Copy out the lines below exactly as they appear, but omit the pictures.

#### Material for this task

━━━━━━━━━━━━━━━━━━━━━━━━━━━━━━

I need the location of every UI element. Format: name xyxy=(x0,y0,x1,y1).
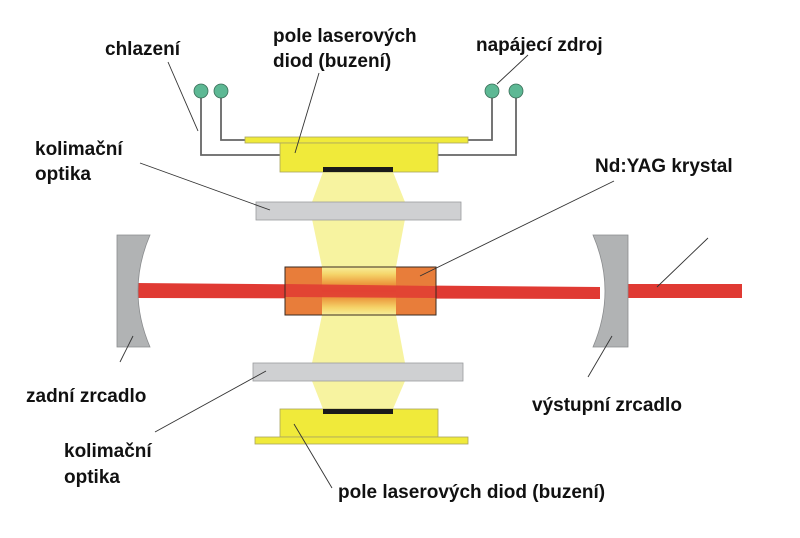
power-wire-inner xyxy=(468,97,493,141)
leader-output-mirror xyxy=(587,335,613,378)
power-wire-outer xyxy=(438,97,517,156)
cooling-connector-2 xyxy=(213,83,229,99)
cooling-connector-1 xyxy=(193,83,209,99)
label-diode-bottom: pole laserových diod (buzení) xyxy=(338,482,605,503)
laser-beam-output xyxy=(628,284,742,298)
label-collimator-top-line1: kolimační xyxy=(35,139,123,160)
bottom-collimator xyxy=(252,362,464,382)
leader-diode-top xyxy=(294,72,320,154)
label-power-supply: napájecí zdroj xyxy=(476,35,603,56)
leader-rear-mirror xyxy=(119,335,134,363)
label-crystal: Nd:YAG krystal xyxy=(595,156,733,177)
leader-diode-bottom xyxy=(293,423,333,489)
top-collimator xyxy=(255,201,462,221)
label-diode-top-line1: pole laserových xyxy=(273,26,417,47)
leader-output-beam xyxy=(656,237,709,288)
label-rear-mirror: zadní zrcadlo xyxy=(26,386,146,407)
bottom-diode-plate xyxy=(254,436,469,445)
cooling-wire-outer xyxy=(200,97,280,156)
leader-collimator-top xyxy=(139,162,271,211)
label-collimator-bottom-line1: kolimační xyxy=(64,441,152,462)
pump-light-bottom xyxy=(312,315,405,409)
bottom-diode-emitter xyxy=(323,409,393,414)
cooling-wire-inner xyxy=(220,97,245,141)
power-connector-1 xyxy=(484,83,500,99)
leader-power xyxy=(496,54,529,85)
leader-collimator-bottom xyxy=(154,370,267,433)
label-output-mirror: výstupní zrcadlo xyxy=(532,395,682,416)
crystal-outline xyxy=(284,266,437,316)
label-collimator-bottom-line2: optika xyxy=(64,467,120,488)
rear-mirror xyxy=(116,234,151,348)
label-collimator-top-line2: optika xyxy=(35,164,91,185)
label-diode-top-line2: diod (buzení) xyxy=(273,51,391,72)
top-diode-plate xyxy=(244,136,469,144)
leader-crystal xyxy=(419,180,615,277)
label-cooling: chlazení xyxy=(105,39,181,60)
top-diode-emitter xyxy=(323,167,393,172)
leader-cooling xyxy=(167,61,199,132)
output-mirror xyxy=(592,234,629,348)
power-connector-2 xyxy=(508,83,524,99)
crystal-beam xyxy=(285,284,436,298)
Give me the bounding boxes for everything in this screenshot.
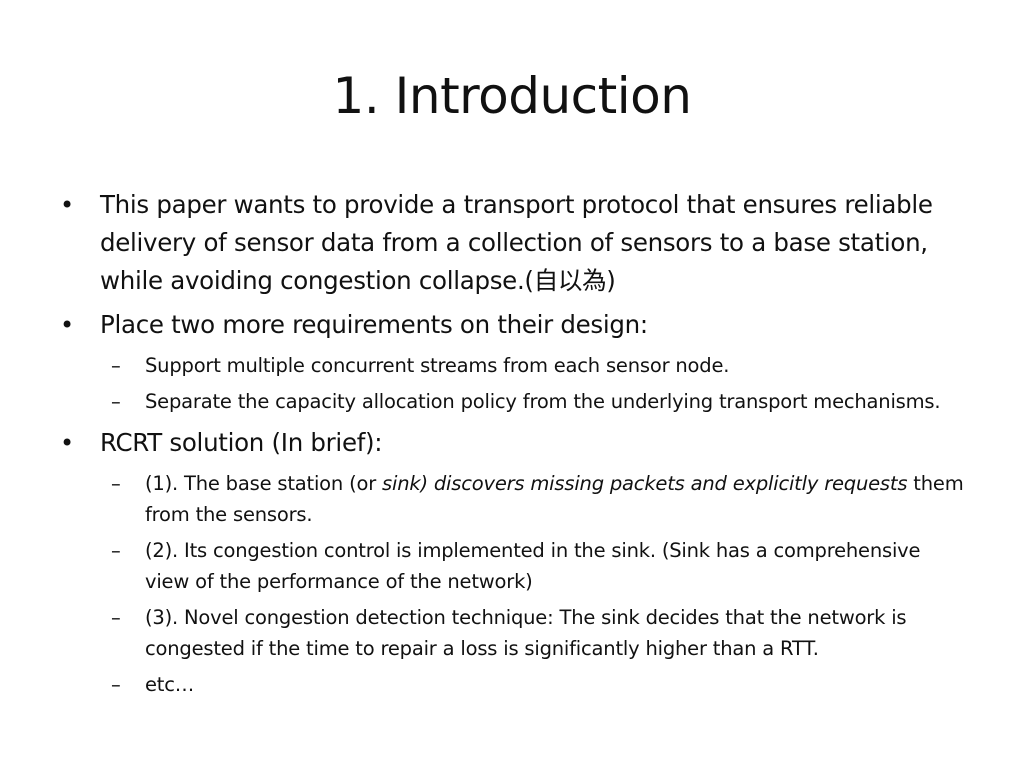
sub-bullet-2-2-text: Separate the capacity allocation policy … [145,390,941,413]
bullet-icon: • [60,429,74,457]
bullet-item-3: • RCRT solution (In brief): [58,424,968,462]
slide-content: • This paper wants to provide a transpor… [58,186,968,705]
sub-bullet-3-3-text: (3). Novel congestion detection techniqu… [145,606,907,660]
sub-bullet-3-2-text: (2). Its congestion control is implement… [145,539,921,593]
bullet-icon: • [60,191,74,219]
bullet-item-3-text: RCRT solution (In brief): [100,428,383,457]
sub-bullet-3-3: – (3). Novel congestion detection techni… [58,602,968,664]
sub-bullet-3-1-pre: (1). The base station (or [145,472,383,495]
sub-bullet-2-1-text: Support multiple concurrent streams from… [145,354,730,377]
dash-icon: – [111,673,121,696]
sub-bullet-3-1-italic: sink) discovers missing packets and expl… [382,472,908,495]
dash-icon: – [111,390,121,413]
dash-icon: – [111,539,121,562]
dash-icon: – [111,606,121,629]
sub-bullet-3-1-text: (1). The base station (or sink) discover… [145,472,964,526]
sub-bullet-3-2: – (2). Its congestion control is impleme… [58,535,968,597]
dash-icon: – [111,354,121,377]
sub-bullet-2-2: – Separate the capacity allocation polic… [58,386,968,417]
sub-bullet-3-1-post: them from the sensors. [145,472,964,526]
sub-bullet-3-4: – etc… [58,669,968,700]
sub-bullet-3-4-text: etc… [145,673,195,696]
bullet-icon: • [60,311,74,339]
dash-icon: – [111,472,121,495]
bullet-item-1: • This paper wants to provide a transpor… [58,186,968,300]
sub-bullet-3-1: – (1). The base station (or sink) discov… [58,468,968,530]
sub-bullet-2-1: – Support multiple concurrent streams fr… [58,350,968,381]
bullet-item-2: • Place two more requirements on their d… [58,306,968,344]
bullet-item-1-text: This paper wants to provide a transport … [100,190,933,295]
slide-title: 1. Introduction [332,67,692,125]
bullet-item-2-text: Place two more requirements on their des… [100,310,648,339]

━━━━━━━━━━━━━━━━━━━━━━━━━━━━━━

#### Response to the task
I need the location of every UI element. Format: name xyxy=(x0,y0,x1,y1).
power-wire-inner xyxy=(468,97,493,141)
leader-output-mirror xyxy=(587,335,613,378)
power-wire-outer xyxy=(438,97,517,156)
cooling-connector-2 xyxy=(213,83,229,99)
cooling-connector-1 xyxy=(193,83,209,99)
label-diode-bottom: pole laserových diod (buzení) xyxy=(338,482,605,503)
laser-beam-output xyxy=(628,284,742,298)
label-collimator-top-line1: kolimační xyxy=(35,139,123,160)
bottom-collimator xyxy=(252,362,464,382)
leader-diode-top xyxy=(294,72,320,154)
label-power-supply: napájecí zdroj xyxy=(476,35,603,56)
leader-rear-mirror xyxy=(119,335,134,363)
label-crystal: Nd:YAG krystal xyxy=(595,156,733,177)
leader-diode-bottom xyxy=(293,423,333,489)
top-collimator xyxy=(255,201,462,221)
label-diode-top-line1: pole laserových xyxy=(273,26,417,47)
leader-output-beam xyxy=(656,237,709,288)
label-rear-mirror: zadní zrcadlo xyxy=(26,386,146,407)
bottom-diode-plate xyxy=(254,436,469,445)
cooling-wire-outer xyxy=(200,97,280,156)
leader-collimator-top xyxy=(139,162,271,211)
label-collimator-bottom-line1: kolimační xyxy=(64,441,152,462)
pump-light-bottom xyxy=(312,315,405,409)
bottom-diode-emitter xyxy=(323,409,393,414)
cooling-wire-inner xyxy=(220,97,245,141)
power-connector-1 xyxy=(484,83,500,99)
leader-power xyxy=(496,54,529,85)
leader-collimator-bottom xyxy=(154,370,267,433)
label-output-mirror: výstupní zrcadlo xyxy=(532,395,682,416)
crystal-outline xyxy=(284,266,437,316)
label-collimator-bottom-line2: optika xyxy=(64,467,120,488)
rear-mirror xyxy=(116,234,151,348)
label-collimator-top-line2: optika xyxy=(35,164,91,185)
label-diode-top-line2: diod (buzení) xyxy=(273,51,391,72)
top-diode-plate xyxy=(244,136,469,144)
leader-crystal xyxy=(419,180,615,277)
label-cooling: chlazení xyxy=(105,39,181,60)
top-diode-emitter xyxy=(323,167,393,172)
leader-cooling xyxy=(167,61,199,132)
output-mirror xyxy=(592,234,629,348)
power-connector-2 xyxy=(508,83,524,99)
crystal-beam xyxy=(285,284,436,298)
Give me the bounding boxes for everything in this screenshot.
sub-bullet-2-2-text: Separate the capacity allocation policy … [145,390,941,413]
bullet-icon: • [60,429,74,457]
bullet-item-3: • RCRT solution (In brief): [58,424,968,462]
slide-content: • This paper wants to provide a transpor… [58,186,968,705]
sub-bullet-3-3-text: (3). Novel congestion detection techniqu… [145,606,907,660]
sub-bullet-3-2-text: (2). Its congestion control is implement… [145,539,921,593]
bullet-icon: • [60,191,74,219]
bullet-item-3-text: RCRT solution (In brief): [100,428,383,457]
sub-bullet-3-3: – (3). Novel congestion detection techni… [58,602,968,664]
sub-bullet-3-1-pre: (1). The base station (or [145,472,383,495]
sub-bullet-2-1-text: Support multiple concurrent streams from… [145,354,730,377]
dash-icon: – [111,673,121,696]
sub-bullet-3-1-italic: sink) discovers missing packets and expl… [382,472,908,495]
dash-icon: – [111,390,121,413]
dash-icon: – [111,539,121,562]
dash-icon: – [111,606,121,629]
sub-bullet-3-1-text: (1). The base station (or sink) discover… [145,472,964,526]
sub-bullet-3-2: – (2). Its congestion control is impleme… [58,535,968,597]
dash-icon: – [111,354,121,377]
sub-bullet-2-2: – Separate the capacity allocation polic… [58,386,968,417]
sub-bullet-3-1-post: them from the sensors. [145,472,964,526]
sub-bullet-3-4: – etc… [58,669,968,700]
sub-bullet-3-4-text: etc… [145,673,195,696]
bullet-icon: • [60,311,74,339]
dash-icon: – [111,472,121,495]
bullet-item-1: • This paper wants to provide a transpor… [58,186,968,300]
sub-bullet-3-1: – (1). The base station (or sink) discov… [58,468,968,530]
sub-bullet-2-1: – Support multiple concurrent streams fr… [58,350,968,381]
bullet-item-2: • Place two more requirements on their d… [58,306,968,344]
bullet-item-1-text: This paper wants to provide a transport … [100,190,933,295]
slide-title: 1. Introduction [332,67,692,125]
bullet-item-2-text: Place two more requirements on their des… [100,310,648,339]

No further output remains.